[TESTO ESTRATTO]
══════════════════════════════
La persona peggiore del mondo di Joachim Trier e la rischiosa arte della divagazione

Julie si avvicina ai trent’anni ma il senso di irrequietezza che da sempre la accompagna non sembra essersi affievolito. Brillante ma incostante, ha lasciato gli studi in medicina per abbracciare la psicologia – affascinata più dall’anima che dal corpo – per poi finire a reinventarsi come fotografa, perché si sente una “persona visuale”. Insomma, una dilettante in continuo divenire, una che desidera trovare un posto nel mondo provandone cento, agendo su di sé con accumuli di esperienze. L’unico apparente baricentro nella sua vita dissipata è Aksel, un disegnatore di fumetti underground, più grande di età e più certo delle proprie convinzioni. Ma presto anche Aksel, soprattutto quando inizia a proporre prospettive di figli e stabilità familiare, comincia a starle stretto, a soffocarla, a porla di fronte a scelte che Julie preferisce rimandare per esorcizzare lo scorrere del tempo. E Julie affronta anche questa crisi come sempre ha fatto: imboccando una porta girevole, entrando a una festa di sconosciuti e iniziando un gioco di seduzione con un giovane uomo di cui ancora non sa il nome. Altro giro, altra corsa, e la vita può continuare. Joachim Trier con The Worst Person in the World  (a Cannes74) conclude la sua trilogia di Oslo – iniziata con Reprise e continuata con Oslo, 31. August – portandola su toni apparentemente più lievi, costruendo un romanzo di mancata formazione su un personaggio femminile volubile e forte, contraddittorio eppure vitalissimo.

 

 

I modelli sembrano essere addirittura quelli della commedia classica americana, con opportune declinazioni e dilatazioni di tempi e ritmi. Il film usa dei meccanismi tradizionali – la suddivisione in capitoli, la voce over – per poi ribaltarli dall’interno e trovare un proprio ritmo, una voce narrativa. Alterna toni da romantic comedy a momenti di puro cinema esistenziale, strappa una risata per poi rincorrere l’umoralità spigolosa di Julie. Al centro di questa ronde sghemba e costantemente fuori tempo c’è sempre lei, Julie – Renate Reinsve, magnetica nel suo continuo movimento a vuoto -, giovane donna che cercando la perfezione si autorelega a una sorta di perenne dilettantismo, nella vita e nei sentimenti. Julie è alla continua ricerca di approvazione pur manifestando, anzi ostentando, la propria indipendenza; affronta le relazioni familiari con un sarcasmo che nasconde profonde fragilità; in amore sembra sempre comandare subendo invece l’egocentrismo di chi la circonda, che a volte si dimostra ancora maggiore del suo.
══════════════════════════════
[DETTAGLI DELL'ESERCIZIO]
Che mestiere svolge Aksel secondo il testo estratto? Per rispondere si utilizzi esclusivamente il testo estratto.
══════════════════════════════
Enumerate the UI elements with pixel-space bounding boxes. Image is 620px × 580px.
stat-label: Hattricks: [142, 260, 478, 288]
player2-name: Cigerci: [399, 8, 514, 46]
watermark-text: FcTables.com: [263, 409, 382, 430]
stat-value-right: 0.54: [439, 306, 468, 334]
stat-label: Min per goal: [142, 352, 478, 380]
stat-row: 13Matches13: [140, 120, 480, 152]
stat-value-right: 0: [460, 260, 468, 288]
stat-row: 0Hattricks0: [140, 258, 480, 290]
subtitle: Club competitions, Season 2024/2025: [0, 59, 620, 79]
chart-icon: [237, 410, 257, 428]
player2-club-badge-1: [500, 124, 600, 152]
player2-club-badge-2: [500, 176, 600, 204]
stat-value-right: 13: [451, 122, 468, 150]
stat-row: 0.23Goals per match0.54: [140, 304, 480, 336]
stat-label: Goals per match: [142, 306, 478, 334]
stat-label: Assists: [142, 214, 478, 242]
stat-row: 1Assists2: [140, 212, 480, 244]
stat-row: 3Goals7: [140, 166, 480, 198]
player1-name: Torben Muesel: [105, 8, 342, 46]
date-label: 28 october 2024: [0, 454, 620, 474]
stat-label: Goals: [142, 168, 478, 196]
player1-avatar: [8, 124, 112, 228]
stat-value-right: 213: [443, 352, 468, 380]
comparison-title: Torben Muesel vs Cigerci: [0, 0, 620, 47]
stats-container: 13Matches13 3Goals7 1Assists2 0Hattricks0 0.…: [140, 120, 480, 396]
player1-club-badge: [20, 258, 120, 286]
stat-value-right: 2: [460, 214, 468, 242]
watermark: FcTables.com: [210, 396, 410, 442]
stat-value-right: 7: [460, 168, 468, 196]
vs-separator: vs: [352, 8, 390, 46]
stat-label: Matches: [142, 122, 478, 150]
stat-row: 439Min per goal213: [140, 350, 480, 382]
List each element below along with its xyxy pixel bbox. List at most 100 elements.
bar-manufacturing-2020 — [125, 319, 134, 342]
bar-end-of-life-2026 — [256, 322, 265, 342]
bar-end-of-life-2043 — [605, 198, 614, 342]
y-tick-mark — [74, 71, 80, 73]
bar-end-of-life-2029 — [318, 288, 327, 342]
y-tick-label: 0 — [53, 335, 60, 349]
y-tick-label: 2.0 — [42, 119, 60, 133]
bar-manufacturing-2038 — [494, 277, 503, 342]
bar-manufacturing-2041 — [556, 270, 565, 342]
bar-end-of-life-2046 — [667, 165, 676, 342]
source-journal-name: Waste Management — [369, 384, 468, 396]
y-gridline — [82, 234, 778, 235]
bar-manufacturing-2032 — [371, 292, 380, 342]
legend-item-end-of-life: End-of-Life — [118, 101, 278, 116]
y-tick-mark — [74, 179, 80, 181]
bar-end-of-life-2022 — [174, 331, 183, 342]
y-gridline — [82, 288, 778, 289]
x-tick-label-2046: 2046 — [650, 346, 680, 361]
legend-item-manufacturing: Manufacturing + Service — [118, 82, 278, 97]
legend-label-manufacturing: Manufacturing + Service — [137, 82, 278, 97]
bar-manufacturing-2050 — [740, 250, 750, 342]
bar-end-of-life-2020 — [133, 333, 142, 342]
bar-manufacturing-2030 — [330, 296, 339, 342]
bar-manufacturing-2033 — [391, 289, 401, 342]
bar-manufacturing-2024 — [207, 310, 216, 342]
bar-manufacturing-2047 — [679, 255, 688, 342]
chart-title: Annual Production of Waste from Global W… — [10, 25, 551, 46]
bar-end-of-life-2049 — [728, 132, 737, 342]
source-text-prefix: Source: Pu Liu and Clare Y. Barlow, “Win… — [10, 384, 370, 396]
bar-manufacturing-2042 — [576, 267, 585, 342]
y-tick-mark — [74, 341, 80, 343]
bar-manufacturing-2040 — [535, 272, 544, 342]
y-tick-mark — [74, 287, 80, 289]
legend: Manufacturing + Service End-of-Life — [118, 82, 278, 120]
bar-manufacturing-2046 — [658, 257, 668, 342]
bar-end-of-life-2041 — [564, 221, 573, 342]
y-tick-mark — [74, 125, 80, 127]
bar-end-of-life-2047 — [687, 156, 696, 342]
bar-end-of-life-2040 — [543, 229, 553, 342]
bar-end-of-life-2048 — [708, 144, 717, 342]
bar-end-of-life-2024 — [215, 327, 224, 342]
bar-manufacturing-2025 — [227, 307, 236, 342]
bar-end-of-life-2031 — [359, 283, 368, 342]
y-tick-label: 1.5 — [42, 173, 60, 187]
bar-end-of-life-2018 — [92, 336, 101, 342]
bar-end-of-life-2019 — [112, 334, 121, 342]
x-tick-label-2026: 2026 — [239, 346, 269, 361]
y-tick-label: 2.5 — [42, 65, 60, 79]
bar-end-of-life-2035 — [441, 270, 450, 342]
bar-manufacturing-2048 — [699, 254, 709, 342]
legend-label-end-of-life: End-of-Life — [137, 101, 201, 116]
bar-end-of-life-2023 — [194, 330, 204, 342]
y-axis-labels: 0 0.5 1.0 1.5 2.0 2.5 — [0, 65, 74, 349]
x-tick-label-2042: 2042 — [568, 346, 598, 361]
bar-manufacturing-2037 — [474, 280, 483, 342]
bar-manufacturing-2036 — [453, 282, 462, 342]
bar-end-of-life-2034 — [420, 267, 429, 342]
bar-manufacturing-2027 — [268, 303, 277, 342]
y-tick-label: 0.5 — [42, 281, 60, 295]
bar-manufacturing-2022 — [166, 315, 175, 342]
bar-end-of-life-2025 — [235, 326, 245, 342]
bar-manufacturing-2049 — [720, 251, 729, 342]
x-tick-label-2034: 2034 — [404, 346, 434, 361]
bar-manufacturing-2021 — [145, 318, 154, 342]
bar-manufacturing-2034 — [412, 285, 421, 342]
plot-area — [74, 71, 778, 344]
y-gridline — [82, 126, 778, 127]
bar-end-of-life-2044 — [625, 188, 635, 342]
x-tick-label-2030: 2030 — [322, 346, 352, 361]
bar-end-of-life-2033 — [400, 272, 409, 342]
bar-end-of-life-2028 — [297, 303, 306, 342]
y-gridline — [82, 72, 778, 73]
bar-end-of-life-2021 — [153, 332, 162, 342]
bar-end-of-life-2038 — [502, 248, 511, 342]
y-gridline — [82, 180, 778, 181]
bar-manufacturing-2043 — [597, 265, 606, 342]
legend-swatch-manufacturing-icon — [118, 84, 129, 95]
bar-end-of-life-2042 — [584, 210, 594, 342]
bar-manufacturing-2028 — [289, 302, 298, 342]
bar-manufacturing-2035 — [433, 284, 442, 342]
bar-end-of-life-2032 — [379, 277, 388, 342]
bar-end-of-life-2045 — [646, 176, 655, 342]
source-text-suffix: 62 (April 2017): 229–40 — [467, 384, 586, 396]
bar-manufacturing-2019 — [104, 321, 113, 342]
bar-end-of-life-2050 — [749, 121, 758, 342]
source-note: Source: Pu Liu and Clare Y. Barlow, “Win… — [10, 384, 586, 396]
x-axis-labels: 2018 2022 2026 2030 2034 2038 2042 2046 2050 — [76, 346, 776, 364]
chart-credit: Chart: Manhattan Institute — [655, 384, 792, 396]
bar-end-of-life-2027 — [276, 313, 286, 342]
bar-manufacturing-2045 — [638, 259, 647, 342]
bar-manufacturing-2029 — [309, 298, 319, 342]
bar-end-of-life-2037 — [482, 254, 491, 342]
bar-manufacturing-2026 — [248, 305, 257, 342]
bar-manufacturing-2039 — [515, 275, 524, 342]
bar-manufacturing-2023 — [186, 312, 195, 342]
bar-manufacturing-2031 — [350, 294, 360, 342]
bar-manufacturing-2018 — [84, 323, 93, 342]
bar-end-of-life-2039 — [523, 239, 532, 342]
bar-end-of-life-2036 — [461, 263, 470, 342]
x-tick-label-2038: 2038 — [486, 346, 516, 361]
══════════════════════════════
[SPAZIO RISPOSTA]
Aksel è un disegnatore di fumetti underground.